*Short problem*.
Select and copy out every line in the records containing "image".

Data entries for graphics
** START **

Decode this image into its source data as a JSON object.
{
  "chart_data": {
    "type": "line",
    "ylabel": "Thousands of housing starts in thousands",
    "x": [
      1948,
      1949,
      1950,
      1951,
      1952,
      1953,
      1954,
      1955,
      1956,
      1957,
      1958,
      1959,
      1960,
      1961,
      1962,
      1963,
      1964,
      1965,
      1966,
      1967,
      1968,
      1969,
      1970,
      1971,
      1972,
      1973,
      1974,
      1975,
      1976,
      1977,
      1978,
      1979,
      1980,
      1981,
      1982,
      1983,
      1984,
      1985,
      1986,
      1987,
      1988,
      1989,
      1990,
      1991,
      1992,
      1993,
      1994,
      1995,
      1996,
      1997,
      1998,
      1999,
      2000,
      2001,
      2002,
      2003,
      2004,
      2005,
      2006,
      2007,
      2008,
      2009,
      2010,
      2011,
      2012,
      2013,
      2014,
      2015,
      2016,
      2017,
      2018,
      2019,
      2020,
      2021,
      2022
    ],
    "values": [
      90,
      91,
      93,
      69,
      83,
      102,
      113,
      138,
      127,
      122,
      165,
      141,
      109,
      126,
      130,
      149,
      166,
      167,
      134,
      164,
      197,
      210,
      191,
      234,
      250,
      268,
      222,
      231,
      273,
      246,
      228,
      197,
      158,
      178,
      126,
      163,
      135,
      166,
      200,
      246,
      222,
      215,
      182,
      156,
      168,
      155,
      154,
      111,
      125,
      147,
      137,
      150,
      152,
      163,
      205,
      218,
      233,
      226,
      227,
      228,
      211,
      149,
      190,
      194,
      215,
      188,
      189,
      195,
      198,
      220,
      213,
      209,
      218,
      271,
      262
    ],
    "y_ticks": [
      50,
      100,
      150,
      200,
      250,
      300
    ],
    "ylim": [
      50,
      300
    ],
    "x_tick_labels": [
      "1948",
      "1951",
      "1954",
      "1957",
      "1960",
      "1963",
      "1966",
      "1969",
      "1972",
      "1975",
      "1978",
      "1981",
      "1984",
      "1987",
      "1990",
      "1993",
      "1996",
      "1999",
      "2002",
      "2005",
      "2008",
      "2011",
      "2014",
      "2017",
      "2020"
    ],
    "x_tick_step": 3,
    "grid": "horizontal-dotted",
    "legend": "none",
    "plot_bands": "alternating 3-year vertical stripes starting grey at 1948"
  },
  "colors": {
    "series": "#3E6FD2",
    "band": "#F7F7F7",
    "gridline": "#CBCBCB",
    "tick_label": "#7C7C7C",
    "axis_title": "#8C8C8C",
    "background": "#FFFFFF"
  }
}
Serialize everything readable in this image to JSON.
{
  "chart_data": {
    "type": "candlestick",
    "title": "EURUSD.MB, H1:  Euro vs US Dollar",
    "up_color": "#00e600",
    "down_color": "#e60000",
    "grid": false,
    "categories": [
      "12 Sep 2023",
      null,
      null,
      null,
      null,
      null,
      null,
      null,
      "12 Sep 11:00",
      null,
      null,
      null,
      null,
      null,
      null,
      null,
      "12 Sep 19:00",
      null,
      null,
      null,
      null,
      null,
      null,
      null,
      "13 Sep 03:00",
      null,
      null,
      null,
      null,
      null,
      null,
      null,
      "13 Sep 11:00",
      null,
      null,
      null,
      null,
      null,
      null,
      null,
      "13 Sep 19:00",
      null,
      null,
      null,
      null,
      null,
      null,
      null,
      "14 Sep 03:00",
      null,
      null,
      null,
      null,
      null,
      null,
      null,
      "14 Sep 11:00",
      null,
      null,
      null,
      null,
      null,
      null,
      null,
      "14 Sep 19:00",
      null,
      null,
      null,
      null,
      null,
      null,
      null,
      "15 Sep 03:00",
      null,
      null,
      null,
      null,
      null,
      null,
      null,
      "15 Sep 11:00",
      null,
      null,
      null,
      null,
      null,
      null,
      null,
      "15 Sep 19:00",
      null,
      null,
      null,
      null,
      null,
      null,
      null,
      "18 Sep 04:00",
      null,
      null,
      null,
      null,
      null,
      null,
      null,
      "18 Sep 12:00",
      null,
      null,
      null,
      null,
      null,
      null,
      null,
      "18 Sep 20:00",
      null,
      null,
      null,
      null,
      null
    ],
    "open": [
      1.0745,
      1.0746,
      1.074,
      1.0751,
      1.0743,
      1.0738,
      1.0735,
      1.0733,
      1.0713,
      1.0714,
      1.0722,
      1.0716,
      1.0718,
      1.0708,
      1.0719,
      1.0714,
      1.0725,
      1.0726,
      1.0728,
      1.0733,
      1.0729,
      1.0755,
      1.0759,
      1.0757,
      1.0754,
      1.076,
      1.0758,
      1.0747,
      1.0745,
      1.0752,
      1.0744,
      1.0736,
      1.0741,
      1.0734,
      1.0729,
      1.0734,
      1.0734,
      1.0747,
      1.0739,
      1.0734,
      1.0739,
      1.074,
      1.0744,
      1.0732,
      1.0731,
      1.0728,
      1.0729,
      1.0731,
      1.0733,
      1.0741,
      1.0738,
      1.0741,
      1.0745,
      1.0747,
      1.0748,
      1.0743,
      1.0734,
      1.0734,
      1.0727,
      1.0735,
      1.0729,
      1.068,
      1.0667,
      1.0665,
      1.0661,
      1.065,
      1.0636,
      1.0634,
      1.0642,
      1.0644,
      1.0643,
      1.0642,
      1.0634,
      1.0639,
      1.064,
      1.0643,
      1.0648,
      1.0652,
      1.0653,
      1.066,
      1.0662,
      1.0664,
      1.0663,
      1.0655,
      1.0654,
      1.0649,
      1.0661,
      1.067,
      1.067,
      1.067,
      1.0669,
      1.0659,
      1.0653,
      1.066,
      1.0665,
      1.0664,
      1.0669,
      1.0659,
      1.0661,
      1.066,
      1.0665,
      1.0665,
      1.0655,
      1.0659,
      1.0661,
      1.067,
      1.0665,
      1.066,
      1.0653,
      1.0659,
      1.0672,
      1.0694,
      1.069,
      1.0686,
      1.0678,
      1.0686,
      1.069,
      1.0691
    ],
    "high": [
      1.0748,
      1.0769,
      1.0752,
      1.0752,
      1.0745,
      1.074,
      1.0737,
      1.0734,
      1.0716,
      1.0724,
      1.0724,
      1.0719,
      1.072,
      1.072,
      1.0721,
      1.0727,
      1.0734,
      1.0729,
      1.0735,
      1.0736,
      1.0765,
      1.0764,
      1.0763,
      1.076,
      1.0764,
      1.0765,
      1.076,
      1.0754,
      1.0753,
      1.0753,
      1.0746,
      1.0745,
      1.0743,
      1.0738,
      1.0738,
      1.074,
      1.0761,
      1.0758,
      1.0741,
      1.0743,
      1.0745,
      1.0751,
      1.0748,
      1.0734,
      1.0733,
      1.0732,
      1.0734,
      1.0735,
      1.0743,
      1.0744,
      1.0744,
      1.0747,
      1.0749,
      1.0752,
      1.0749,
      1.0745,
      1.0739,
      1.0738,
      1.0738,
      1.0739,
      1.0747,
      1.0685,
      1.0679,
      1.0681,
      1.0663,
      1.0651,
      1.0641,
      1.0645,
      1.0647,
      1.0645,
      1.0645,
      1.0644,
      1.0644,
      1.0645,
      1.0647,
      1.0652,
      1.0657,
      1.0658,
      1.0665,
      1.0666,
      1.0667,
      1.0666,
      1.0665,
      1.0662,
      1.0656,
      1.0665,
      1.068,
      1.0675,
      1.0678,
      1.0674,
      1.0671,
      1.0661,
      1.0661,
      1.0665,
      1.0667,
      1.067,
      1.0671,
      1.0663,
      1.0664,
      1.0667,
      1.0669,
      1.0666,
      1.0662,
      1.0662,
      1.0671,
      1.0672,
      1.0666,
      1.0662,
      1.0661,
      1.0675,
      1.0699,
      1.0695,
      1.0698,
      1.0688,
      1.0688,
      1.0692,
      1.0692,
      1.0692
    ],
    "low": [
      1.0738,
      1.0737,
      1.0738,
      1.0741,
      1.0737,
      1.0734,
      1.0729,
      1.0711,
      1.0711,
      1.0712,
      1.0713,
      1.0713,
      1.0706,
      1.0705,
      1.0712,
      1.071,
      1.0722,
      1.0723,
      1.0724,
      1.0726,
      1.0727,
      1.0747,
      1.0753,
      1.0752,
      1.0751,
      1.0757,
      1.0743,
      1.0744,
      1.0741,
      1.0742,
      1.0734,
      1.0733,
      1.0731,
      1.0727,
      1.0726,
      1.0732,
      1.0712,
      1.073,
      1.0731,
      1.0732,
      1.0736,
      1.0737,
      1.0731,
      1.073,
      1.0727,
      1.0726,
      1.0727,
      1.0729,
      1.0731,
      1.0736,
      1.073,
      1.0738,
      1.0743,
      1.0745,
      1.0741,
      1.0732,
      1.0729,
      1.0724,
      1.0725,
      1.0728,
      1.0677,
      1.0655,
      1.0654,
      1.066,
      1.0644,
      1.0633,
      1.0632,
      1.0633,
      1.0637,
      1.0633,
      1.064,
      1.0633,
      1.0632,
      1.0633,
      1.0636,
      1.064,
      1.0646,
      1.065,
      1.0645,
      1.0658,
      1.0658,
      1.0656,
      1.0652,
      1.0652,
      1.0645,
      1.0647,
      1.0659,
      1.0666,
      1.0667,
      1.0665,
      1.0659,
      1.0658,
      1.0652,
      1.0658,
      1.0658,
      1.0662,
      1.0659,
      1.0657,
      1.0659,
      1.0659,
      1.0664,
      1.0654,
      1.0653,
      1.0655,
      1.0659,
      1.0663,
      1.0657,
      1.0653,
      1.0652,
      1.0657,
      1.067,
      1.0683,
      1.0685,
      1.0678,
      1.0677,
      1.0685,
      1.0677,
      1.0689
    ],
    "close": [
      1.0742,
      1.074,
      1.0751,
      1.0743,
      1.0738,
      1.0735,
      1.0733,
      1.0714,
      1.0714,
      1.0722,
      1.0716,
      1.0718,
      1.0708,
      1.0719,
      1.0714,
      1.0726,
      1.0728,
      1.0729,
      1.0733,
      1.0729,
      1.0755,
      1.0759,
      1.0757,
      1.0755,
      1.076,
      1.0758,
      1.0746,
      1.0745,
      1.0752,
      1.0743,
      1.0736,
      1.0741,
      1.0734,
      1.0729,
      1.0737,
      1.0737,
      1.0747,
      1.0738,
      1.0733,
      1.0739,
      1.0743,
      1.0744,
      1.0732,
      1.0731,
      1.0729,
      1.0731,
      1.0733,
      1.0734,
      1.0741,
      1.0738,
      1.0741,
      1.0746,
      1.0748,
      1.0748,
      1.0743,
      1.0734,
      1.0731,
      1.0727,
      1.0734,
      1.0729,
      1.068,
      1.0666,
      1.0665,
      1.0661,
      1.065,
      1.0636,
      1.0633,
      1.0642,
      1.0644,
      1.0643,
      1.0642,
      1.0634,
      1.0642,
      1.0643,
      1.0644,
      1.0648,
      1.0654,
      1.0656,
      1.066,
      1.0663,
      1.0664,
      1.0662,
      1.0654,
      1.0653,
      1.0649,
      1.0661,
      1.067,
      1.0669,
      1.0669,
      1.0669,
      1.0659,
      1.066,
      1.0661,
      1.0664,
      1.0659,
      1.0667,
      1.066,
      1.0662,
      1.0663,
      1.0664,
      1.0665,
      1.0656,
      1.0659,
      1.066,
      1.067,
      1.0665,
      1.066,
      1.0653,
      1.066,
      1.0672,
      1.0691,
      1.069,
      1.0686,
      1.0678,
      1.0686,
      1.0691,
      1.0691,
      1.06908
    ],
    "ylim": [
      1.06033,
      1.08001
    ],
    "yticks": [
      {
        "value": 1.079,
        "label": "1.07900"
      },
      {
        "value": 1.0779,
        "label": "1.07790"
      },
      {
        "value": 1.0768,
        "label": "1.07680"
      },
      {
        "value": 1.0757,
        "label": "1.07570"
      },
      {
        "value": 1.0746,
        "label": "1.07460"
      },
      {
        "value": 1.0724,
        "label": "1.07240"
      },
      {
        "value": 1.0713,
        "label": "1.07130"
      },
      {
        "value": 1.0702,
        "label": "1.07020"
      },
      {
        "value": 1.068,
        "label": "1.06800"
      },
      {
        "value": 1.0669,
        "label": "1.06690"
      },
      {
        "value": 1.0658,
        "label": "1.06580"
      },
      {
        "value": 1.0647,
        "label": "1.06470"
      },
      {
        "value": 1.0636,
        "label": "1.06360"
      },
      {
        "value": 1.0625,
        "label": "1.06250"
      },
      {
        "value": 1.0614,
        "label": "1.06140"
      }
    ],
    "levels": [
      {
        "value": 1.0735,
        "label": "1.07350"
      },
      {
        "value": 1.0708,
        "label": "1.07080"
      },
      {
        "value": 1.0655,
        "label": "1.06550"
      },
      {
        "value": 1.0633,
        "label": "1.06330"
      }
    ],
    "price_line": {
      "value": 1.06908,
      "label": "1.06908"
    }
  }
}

** END **

*The answer*.
Decode this image into its source data as a JSON object.
Serialize everything readable in this image to JSON.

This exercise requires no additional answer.